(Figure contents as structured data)
* * * *
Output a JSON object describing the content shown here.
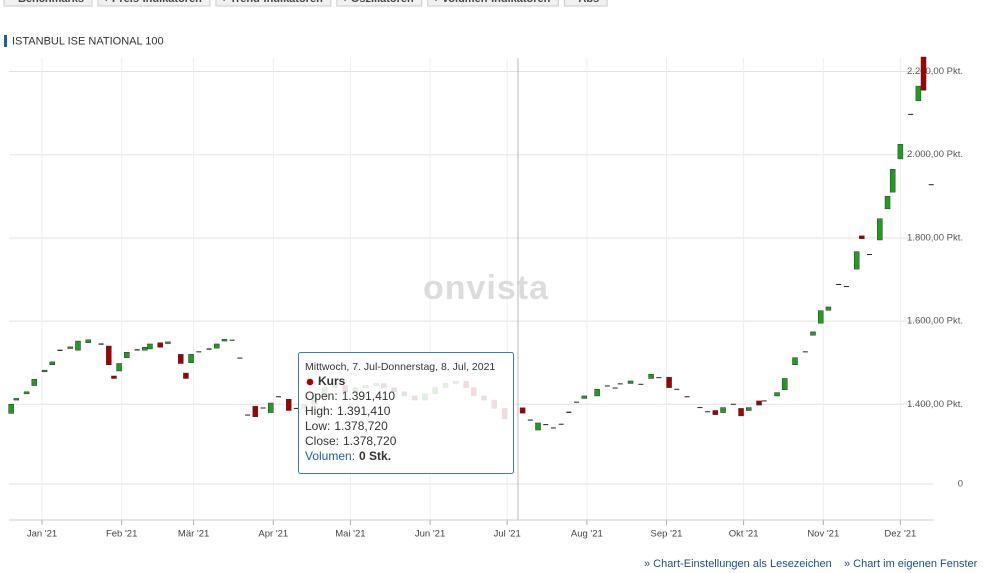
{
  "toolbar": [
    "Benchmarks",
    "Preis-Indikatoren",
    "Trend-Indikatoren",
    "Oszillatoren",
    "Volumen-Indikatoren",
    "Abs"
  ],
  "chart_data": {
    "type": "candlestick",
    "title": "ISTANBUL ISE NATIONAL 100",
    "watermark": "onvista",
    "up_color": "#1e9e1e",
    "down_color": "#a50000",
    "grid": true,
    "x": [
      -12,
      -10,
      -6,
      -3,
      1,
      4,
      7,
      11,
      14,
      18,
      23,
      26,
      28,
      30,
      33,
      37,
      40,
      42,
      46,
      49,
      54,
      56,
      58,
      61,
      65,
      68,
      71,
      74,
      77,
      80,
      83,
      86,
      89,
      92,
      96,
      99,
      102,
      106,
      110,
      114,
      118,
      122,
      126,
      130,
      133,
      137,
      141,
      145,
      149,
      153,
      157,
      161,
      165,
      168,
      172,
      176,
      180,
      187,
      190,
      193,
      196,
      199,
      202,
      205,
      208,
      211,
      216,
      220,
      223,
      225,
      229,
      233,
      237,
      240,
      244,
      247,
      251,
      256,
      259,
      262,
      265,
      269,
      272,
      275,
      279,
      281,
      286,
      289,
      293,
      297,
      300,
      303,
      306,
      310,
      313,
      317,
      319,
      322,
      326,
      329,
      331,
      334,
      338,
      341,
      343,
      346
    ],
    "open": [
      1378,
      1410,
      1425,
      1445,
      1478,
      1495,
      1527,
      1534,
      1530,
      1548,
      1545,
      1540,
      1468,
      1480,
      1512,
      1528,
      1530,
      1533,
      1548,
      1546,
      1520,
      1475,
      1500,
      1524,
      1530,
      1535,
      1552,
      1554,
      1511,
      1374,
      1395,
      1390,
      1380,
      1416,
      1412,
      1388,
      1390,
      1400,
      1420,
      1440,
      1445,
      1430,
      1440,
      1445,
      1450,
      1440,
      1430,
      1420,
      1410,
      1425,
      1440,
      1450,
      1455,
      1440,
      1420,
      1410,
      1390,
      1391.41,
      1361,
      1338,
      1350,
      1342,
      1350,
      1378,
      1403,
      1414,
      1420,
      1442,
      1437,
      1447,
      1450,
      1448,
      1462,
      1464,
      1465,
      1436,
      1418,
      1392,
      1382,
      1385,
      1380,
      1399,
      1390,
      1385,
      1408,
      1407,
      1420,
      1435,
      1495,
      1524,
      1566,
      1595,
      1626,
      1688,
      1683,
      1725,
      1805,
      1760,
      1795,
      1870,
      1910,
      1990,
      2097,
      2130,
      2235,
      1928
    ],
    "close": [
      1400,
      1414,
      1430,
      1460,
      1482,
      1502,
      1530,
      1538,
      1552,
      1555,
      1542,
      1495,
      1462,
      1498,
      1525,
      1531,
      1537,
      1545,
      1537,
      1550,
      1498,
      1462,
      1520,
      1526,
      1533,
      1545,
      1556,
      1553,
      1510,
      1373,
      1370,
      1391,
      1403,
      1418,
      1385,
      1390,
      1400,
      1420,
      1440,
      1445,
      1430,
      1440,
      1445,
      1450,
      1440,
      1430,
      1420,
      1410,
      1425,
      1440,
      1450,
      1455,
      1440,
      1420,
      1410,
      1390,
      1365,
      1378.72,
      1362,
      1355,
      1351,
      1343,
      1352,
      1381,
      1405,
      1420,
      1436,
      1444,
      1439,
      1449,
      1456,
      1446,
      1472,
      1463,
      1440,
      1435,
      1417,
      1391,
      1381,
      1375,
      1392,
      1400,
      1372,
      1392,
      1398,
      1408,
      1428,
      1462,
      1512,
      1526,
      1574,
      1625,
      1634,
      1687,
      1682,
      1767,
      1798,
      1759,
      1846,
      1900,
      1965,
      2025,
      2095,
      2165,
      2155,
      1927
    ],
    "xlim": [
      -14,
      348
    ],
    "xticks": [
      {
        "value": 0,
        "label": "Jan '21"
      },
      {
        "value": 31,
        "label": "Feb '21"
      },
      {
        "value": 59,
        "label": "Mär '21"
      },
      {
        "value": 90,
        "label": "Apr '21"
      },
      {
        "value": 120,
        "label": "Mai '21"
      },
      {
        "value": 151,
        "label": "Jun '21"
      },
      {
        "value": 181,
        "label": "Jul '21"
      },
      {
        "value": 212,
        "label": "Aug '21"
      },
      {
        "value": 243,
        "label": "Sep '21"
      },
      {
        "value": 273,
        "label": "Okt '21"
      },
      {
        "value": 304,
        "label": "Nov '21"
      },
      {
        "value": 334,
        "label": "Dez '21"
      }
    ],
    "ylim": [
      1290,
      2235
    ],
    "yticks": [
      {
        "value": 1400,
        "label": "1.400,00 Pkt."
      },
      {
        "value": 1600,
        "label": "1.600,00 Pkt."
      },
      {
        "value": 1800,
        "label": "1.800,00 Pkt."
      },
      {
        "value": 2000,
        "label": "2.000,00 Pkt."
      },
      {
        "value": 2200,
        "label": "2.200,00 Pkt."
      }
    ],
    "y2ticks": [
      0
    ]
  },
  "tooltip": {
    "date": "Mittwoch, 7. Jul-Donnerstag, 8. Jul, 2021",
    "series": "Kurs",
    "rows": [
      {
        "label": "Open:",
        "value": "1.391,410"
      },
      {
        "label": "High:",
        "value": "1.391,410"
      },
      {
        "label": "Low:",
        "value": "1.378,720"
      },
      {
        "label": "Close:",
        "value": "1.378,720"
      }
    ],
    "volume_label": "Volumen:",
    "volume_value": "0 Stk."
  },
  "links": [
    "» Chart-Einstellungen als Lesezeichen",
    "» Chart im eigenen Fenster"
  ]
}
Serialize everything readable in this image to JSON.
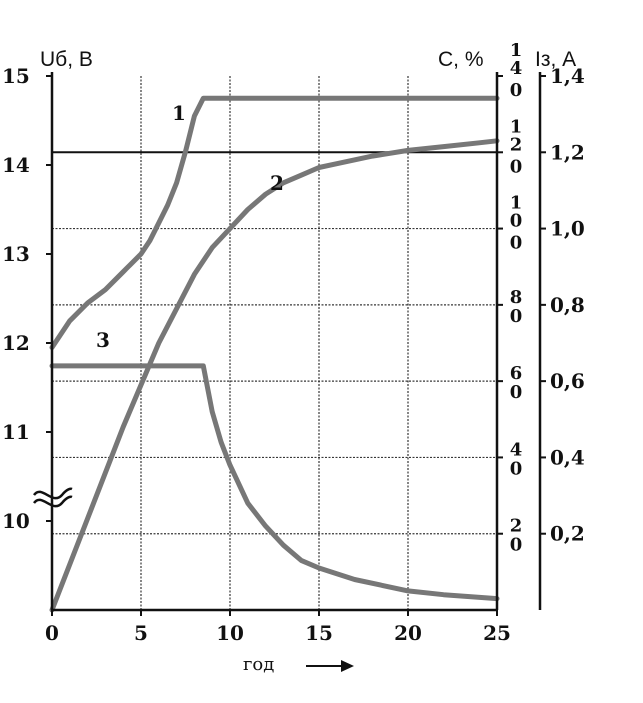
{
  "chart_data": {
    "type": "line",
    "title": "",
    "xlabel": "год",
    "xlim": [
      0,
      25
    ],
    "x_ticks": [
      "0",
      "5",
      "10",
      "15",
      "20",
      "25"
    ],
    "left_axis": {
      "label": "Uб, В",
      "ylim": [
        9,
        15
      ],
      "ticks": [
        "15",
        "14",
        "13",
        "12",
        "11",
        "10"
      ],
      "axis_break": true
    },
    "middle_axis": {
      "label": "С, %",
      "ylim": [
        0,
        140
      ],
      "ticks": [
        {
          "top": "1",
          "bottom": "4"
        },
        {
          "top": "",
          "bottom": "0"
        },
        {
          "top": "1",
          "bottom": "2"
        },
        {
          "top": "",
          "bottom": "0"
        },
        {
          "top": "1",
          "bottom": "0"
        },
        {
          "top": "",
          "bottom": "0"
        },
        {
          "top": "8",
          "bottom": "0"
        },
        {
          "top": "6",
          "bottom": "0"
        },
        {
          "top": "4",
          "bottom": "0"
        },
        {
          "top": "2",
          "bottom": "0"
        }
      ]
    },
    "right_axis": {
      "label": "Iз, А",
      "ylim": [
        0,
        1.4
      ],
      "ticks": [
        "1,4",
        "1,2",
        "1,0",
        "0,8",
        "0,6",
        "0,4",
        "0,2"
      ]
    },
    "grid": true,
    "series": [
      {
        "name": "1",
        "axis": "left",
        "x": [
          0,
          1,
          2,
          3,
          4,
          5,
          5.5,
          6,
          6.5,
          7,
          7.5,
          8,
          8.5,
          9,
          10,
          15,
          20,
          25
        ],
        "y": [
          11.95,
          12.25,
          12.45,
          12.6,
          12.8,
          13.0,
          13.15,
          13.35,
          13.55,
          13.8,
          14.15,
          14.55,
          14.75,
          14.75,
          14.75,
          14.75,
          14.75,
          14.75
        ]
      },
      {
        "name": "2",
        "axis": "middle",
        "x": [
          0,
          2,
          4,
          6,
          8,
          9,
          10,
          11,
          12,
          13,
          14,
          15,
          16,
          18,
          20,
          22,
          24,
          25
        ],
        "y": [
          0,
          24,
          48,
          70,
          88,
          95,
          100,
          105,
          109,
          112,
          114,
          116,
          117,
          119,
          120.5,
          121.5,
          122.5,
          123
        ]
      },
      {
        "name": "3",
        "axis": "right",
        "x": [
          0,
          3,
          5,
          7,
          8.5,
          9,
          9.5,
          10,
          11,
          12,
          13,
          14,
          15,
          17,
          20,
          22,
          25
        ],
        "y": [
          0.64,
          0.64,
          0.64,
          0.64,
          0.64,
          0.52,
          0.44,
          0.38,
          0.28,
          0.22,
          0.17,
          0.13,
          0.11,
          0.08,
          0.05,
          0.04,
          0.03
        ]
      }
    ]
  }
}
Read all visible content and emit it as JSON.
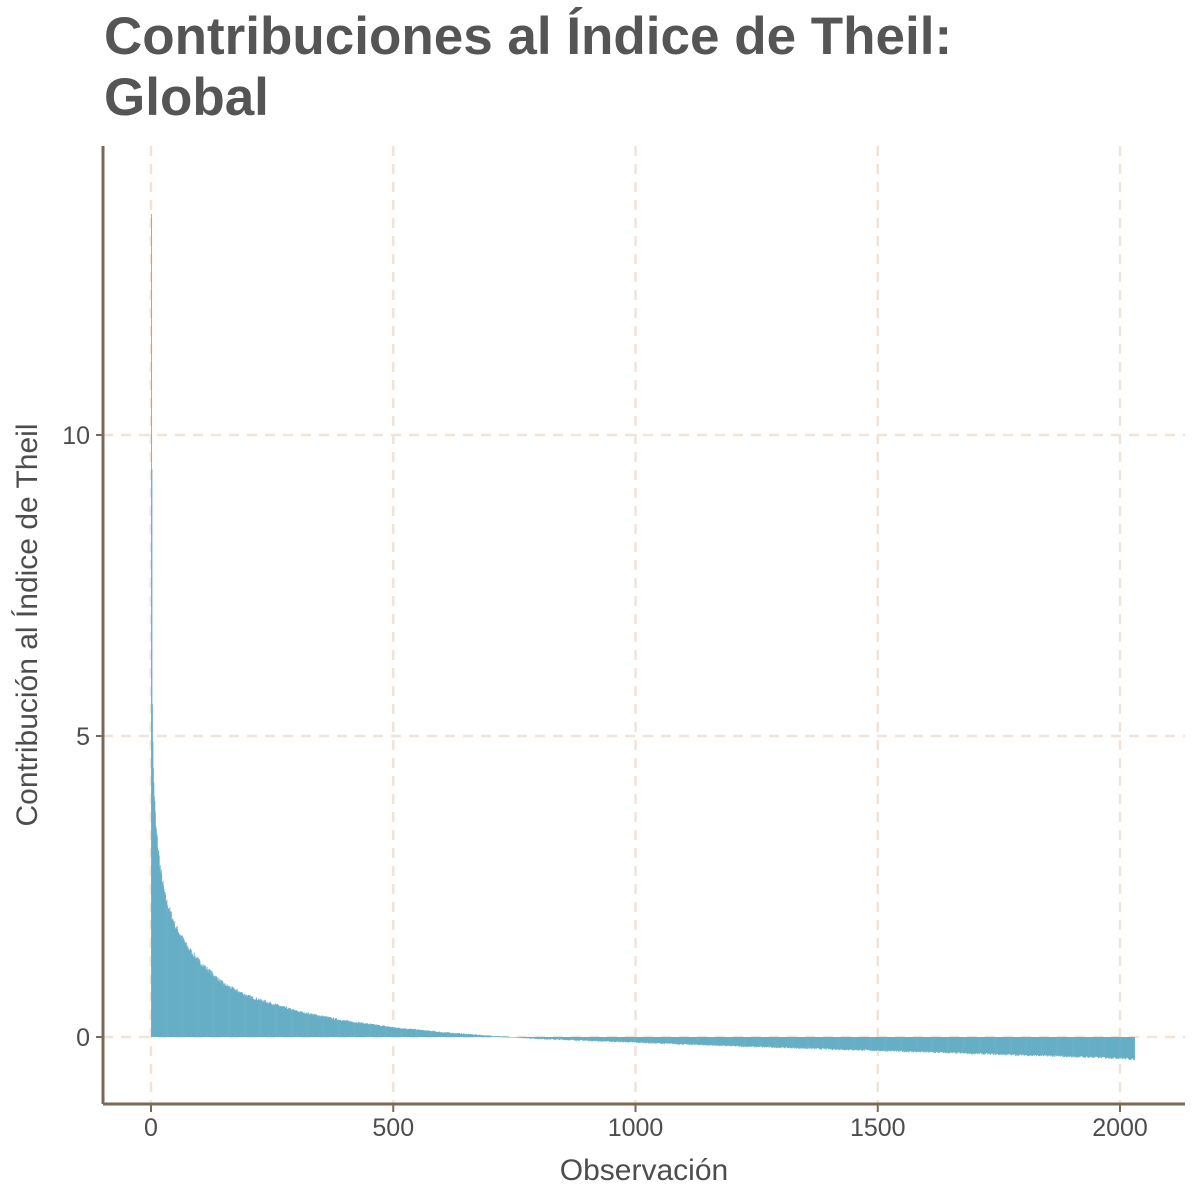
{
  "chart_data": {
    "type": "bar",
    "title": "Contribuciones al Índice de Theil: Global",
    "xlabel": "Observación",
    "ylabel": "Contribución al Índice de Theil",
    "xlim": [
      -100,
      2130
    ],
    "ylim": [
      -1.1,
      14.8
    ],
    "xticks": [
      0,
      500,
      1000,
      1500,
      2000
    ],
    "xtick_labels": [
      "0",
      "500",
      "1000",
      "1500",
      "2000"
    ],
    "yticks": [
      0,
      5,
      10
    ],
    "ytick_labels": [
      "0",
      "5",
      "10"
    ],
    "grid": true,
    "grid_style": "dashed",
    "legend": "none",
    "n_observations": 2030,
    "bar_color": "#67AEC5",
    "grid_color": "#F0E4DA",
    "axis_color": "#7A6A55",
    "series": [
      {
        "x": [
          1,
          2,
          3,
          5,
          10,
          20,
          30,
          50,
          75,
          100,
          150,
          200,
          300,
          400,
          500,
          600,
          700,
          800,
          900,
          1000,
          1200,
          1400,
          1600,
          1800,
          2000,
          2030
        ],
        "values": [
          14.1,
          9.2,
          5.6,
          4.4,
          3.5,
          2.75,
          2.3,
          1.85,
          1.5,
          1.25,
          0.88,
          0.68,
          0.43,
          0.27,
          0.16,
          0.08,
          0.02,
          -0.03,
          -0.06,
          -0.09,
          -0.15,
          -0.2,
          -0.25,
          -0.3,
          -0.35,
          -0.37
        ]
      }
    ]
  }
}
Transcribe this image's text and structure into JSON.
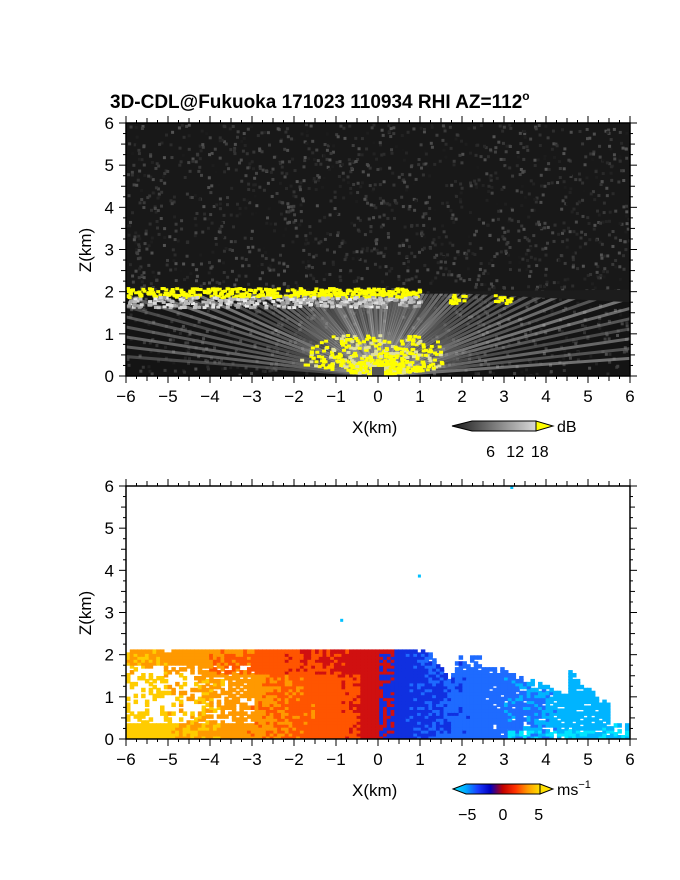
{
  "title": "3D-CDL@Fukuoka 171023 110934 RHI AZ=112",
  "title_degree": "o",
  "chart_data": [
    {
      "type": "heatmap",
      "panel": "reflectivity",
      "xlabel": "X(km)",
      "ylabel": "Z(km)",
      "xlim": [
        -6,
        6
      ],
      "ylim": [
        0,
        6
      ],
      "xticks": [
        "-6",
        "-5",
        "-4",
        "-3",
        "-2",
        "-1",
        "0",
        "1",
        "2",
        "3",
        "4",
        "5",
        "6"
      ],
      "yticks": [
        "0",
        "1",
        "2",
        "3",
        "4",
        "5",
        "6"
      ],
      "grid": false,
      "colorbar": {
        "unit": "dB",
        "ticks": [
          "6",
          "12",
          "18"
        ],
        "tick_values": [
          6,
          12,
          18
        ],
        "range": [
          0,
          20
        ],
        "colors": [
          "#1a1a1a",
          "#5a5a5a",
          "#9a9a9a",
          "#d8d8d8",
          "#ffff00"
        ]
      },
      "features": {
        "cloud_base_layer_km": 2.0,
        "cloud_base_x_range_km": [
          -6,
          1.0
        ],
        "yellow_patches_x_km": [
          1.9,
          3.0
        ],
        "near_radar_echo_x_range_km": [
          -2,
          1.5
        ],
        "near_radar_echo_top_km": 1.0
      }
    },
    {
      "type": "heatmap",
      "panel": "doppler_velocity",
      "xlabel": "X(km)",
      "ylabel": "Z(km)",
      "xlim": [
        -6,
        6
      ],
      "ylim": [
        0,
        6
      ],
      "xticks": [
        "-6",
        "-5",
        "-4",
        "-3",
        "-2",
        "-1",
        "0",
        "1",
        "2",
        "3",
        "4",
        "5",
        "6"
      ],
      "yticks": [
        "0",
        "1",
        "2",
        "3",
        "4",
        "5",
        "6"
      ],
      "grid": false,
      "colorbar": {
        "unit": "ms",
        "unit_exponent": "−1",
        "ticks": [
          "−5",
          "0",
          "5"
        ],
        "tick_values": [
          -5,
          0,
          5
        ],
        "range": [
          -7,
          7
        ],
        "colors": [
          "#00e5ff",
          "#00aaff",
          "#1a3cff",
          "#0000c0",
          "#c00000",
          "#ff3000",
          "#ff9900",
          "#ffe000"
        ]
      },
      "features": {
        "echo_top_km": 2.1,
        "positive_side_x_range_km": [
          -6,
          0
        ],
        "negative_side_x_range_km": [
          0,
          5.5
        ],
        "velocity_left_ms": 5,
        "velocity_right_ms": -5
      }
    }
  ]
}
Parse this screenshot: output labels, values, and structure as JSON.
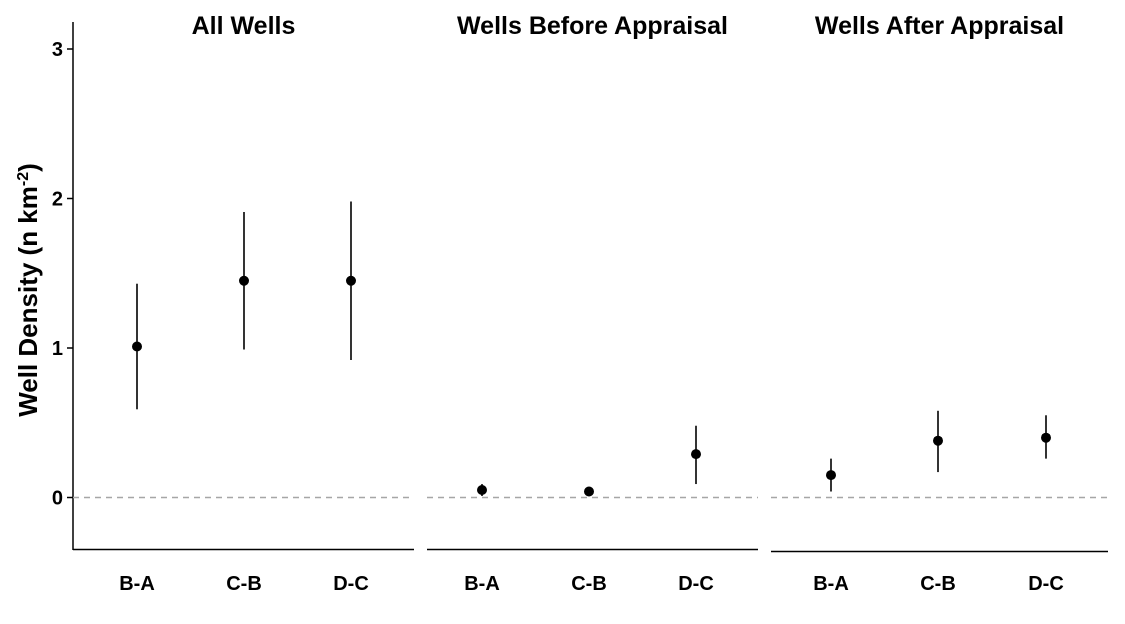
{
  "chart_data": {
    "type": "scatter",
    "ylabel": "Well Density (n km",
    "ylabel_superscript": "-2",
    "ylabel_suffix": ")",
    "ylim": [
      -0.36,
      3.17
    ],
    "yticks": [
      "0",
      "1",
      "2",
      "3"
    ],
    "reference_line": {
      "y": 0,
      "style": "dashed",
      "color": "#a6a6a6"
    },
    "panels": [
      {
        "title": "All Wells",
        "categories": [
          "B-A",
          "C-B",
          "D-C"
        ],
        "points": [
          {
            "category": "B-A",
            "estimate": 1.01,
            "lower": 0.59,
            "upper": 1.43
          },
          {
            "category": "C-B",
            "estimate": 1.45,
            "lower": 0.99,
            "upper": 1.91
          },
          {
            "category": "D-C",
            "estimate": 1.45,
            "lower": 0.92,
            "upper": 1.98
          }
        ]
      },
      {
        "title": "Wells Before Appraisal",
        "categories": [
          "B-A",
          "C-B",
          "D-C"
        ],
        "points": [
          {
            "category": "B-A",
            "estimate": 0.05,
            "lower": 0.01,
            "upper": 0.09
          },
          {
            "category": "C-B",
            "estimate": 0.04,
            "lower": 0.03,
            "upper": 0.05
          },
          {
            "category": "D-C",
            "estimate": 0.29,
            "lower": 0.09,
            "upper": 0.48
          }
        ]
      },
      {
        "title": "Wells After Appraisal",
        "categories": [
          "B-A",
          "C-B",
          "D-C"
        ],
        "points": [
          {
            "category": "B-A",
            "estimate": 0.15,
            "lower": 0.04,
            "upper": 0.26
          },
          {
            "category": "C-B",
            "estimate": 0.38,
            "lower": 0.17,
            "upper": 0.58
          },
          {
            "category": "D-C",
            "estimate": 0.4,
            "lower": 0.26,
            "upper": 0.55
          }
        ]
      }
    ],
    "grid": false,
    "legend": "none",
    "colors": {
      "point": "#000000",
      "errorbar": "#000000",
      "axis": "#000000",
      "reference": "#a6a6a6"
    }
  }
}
* * * *
* [EXERCISE DETAILS]:
Find the word "image" in the records and pull out each line that has it.

* [SOLUTION]:
Serialize everything readable in this image to JSON.
Transcribe this image's text and structure into JSON.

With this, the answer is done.